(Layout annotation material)
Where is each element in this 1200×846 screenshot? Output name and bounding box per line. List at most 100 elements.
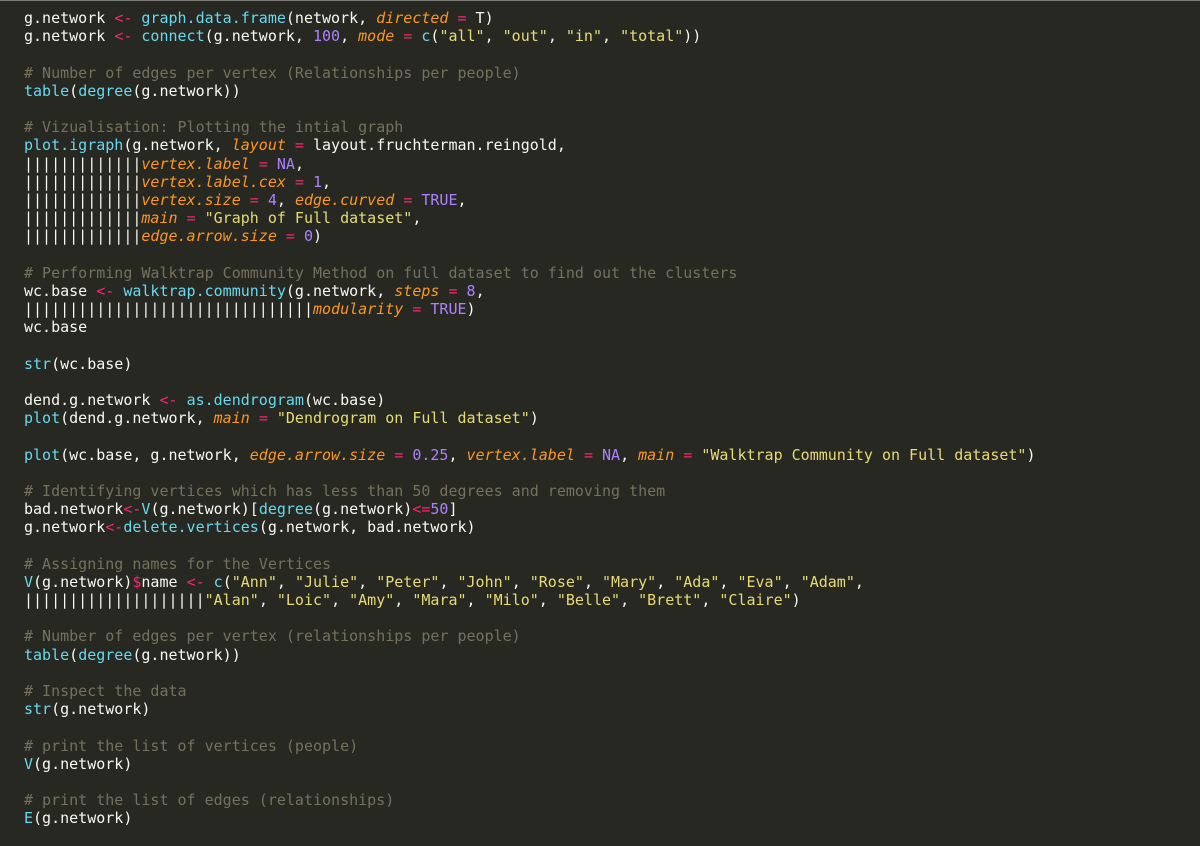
code-line[interactable]: |||||||||||||main = "Graph of Full datas…	[24, 209, 1200, 227]
code-line[interactable]: |||||||||||||vertex.label = NA,	[24, 155, 1200, 173]
argument-name: vertex.label	[141, 154, 250, 173]
code-line[interactable]: str(wc.base)	[24, 355, 1200, 373]
code-line[interactable]: # Identifying vertices which has less th…	[24, 482, 1200, 500]
operator: =	[258, 154, 268, 173]
code-line[interactable]	[24, 718, 1200, 736]
number-literal: NA	[602, 445, 621, 464]
code-text: ,	[439, 572, 458, 591]
string-literal: "Mara"	[412, 591, 467, 609]
code-line[interactable]: # Vizualisation: Plotting the intial gra…	[24, 118, 1200, 136]
operator: =	[294, 136, 304, 155]
code-line[interactable]: plot(dend.g.network, main = "Dendrogram …	[24, 409, 1200, 427]
code-line[interactable]: # Inspect the data	[24, 682, 1200, 700]
number-literal: 1	[313, 172, 323, 191]
number-literal: 0.25	[412, 445, 449, 464]
code-text: ,	[782, 572, 801, 591]
number-literal: 0	[303, 227, 313, 246]
string-literal: "Loic"	[276, 591, 332, 609]
code-text: ,	[276, 572, 295, 591]
string-literal: "Milo"	[484, 591, 539, 609]
string-literal: "Graph of Full dataset"	[204, 209, 413, 228]
code-line[interactable]: dend.g.network <- as.dendrogram(wc.base)	[24, 391, 1200, 409]
function-name: plot.igraph	[24, 136, 124, 155]
code-text: (	[69, 81, 79, 100]
string-literal: "Peter"	[376, 572, 440, 591]
code-line[interactable]: |||||||||||||edge.arrow.size = 0)	[24, 227, 1200, 245]
code-text: (g.network)	[33, 754, 133, 773]
code-text: ,	[656, 572, 675, 591]
code-line[interactable]: # Assigning names for the Vertices	[24, 555, 1200, 573]
code-text: ,	[602, 27, 621, 46]
code-editor[interactable]: g.network <- graph.data.frame(network, d…	[0, 0, 1200, 846]
comment-text: # Number of edges per vertex (relationsh…	[24, 627, 521, 646]
operator: <-	[96, 281, 115, 300]
code-line[interactable]: g.network <- graph.data.frame(network, d…	[24, 9, 1200, 27]
function-name: connect	[141, 27, 205, 46]
code-line[interactable]: E(g.network)	[24, 809, 1200, 827]
code-text: )	[791, 591, 801, 609]
code-line[interactable]: V(g.network)$name <- c("Ann", "Julie", "…	[24, 573, 1200, 591]
code-line[interactable]: wc.base <- walktrap.community(g.network,…	[24, 282, 1200, 300]
code-line[interactable]: |||||||||||||vertex.label.cex = 1,	[24, 173, 1200, 191]
code-line[interactable]: g.network <- connect(g.network, 100, mod…	[24, 27, 1200, 45]
code-line[interactable]	[24, 245, 1200, 263]
code-text: ,	[701, 591, 720, 609]
comment-text: # Identifying vertices which has less th…	[24, 481, 666, 500]
string-literal: "Ada"	[674, 572, 720, 591]
code-line[interactable]	[24, 664, 1200, 682]
argument-name: edge.arrow.size	[249, 445, 386, 464]
argument-name: vertex.size	[141, 190, 241, 209]
code-line[interactable]	[24, 427, 1200, 445]
function-name: table	[24, 81, 70, 100]
code-line[interactable]: wc.base	[24, 318, 1200, 336]
string-literal: "all"	[439, 27, 485, 46]
code-text: T)	[466, 9, 494, 27]
code-line[interactable]: # print the list of edges (relationships…	[24, 791, 1200, 809]
code-line[interactable]: # Performing Walktrap Community Method o…	[24, 264, 1200, 282]
code-line[interactable]	[24, 336, 1200, 354]
code-line[interactable]: # Number of edges per vertex (Relationsh…	[24, 64, 1200, 82]
operator: <-	[186, 572, 205, 591]
code-line[interactable]	[24, 536, 1200, 554]
operator: =	[249, 190, 259, 209]
code-text: ,	[466, 591, 485, 609]
code-line[interactable]	[24, 464, 1200, 482]
comment-text: # Number of edges per vertex (Relationsh…	[24, 63, 521, 82]
code-line[interactable]	[24, 773, 1200, 791]
code-line[interactable]: # Number of edges per vertex (relationsh…	[24, 627, 1200, 645]
code-line[interactable]	[24, 45, 1200, 63]
code-line[interactable]: table(degree(g.network))	[24, 82, 1200, 100]
function-name: E	[24, 809, 34, 828]
code-line[interactable]: ||||||||||||||||||||||||||||||||modulari…	[24, 300, 1200, 318]
operator: <=	[412, 500, 431, 519]
indent-guide: ||||||||||||||||||||	[24, 591, 205, 609]
code-text: (wc.base)	[303, 390, 386, 409]
argument-name: vertex.label.cex	[141, 172, 286, 191]
code-line[interactable]: str(g.network)	[24, 700, 1200, 718]
operator: =	[285, 227, 295, 246]
code-line[interactable]: table(degree(g.network))	[24, 646, 1200, 664]
code-line[interactable]: plot(wc.base, g.network, edge.arrow.size…	[24, 446, 1200, 464]
code-line[interactable]	[24, 609, 1200, 627]
code-text: (g.network))	[132, 81, 241, 100]
string-literal: "Ann"	[231, 572, 277, 591]
code-line[interactable]: |||||||||||||vertex.size = 4, edge.curve…	[24, 191, 1200, 209]
code-line[interactable]: ||||||||||||||||||||"Alan", "Loic", "Amy…	[24, 591, 1200, 609]
code-text: wc.base	[24, 318, 88, 337]
code-line[interactable]	[24, 373, 1200, 391]
code-line[interactable]	[24, 100, 1200, 118]
code-text: ,	[358, 572, 377, 591]
number-literal: 50	[430, 500, 449, 519]
indent-guide: |||||||||||||	[24, 227, 142, 246]
code-line[interactable]: # print the list of vertices (people)	[24, 737, 1200, 755]
code-line[interactable]: plot.igraph(g.network, layout = layout.f…	[24, 136, 1200, 154]
code-line[interactable]: V(g.network)	[24, 755, 1200, 773]
code-text: )	[529, 409, 539, 428]
code-text: ,	[475, 281, 485, 300]
operator: <-	[114, 27, 133, 46]
code-line[interactable]: g.network<-delete.vertices(g.network, ba…	[24, 518, 1200, 536]
code-text: dend.g.network	[24, 390, 160, 409]
code-line[interactable]: bad.network<-V(g.network)[degree(g.netwo…	[24, 500, 1200, 518]
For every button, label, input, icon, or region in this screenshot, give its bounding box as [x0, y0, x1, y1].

#### WRITTEN TASK
Rewrite everything from the line containing "209, 1200, 227]" down to the line containing "591, 801, 609]", changing each "string-literal" to "string-constant" and leaving the rest unchanged.

#### ANSWER TO THIS PROBLEM
code-line[interactable]: |||||||||||||main = "Graph of Full datas…	[24, 209, 1200, 227]
code-line[interactable]: |||||||||||||vertex.label = NA,	[24, 155, 1200, 173]
argument-name: vertex.label	[141, 154, 250, 173]
code-line[interactable]: str(wc.base)	[24, 355, 1200, 373]
code-line[interactable]: # Identifying vertices which has less th…	[24, 482, 1200, 500]
operator: =	[258, 154, 268, 173]
code-line[interactable]	[24, 718, 1200, 736]
number-literal: NA	[602, 445, 621, 464]
code-text: ,	[439, 572, 458, 591]
string-constant: "Mara"	[412, 591, 467, 609]
code-line[interactable]: # Vizualisation: Plotting the intial gra…	[24, 118, 1200, 136]
operator: =	[294, 136, 304, 155]
code-line[interactable]: plot(dend.g.network, main = "Dendrogram …	[24, 409, 1200, 427]
code-line[interactable]: # Inspect the data	[24, 682, 1200, 700]
number-literal: 1	[313, 172, 323, 191]
number-literal: 0.25	[412, 445, 449, 464]
code-text: ,	[782, 572, 801, 591]
number-literal: 0	[303, 227, 313, 246]
string-constant: "Loic"	[276, 591, 332, 609]
code-text: ,	[276, 572, 295, 591]
string-constant: "Milo"	[484, 591, 539, 609]
string-constant: "Graph of Full dataset"	[204, 209, 413, 228]
code-line[interactable]: dend.g.network <- as.dendrogram(wc.base)	[24, 391, 1200, 409]
function-name: plot.igraph	[24, 136, 124, 155]
code-text: (	[69, 81, 79, 100]
string-constant: "Peter"	[376, 572, 440, 591]
code-line[interactable]: |||||||||||||edge.arrow.size = 0)	[24, 227, 1200, 245]
code-text: (g.network)	[33, 754, 133, 773]
code-text: ,	[656, 572, 675, 591]
code-line[interactable]: # Assigning names for the Vertices	[24, 555, 1200, 573]
code-text: ,	[602, 27, 621, 46]
code-editor[interactable]: g.network <- graph.data.frame(network, d…	[0, 0, 1200, 846]
comment-text: # Number of edges per vertex (relationsh…	[24, 627, 521, 646]
operator: <-	[96, 281, 115, 300]
code-line[interactable]: g.network <- graph.data.frame(network, d…	[24, 9, 1200, 27]
function-name: connect	[141, 27, 205, 46]
code-line[interactable]: E(g.network)	[24, 809, 1200, 827]
code-text: )	[791, 591, 801, 609]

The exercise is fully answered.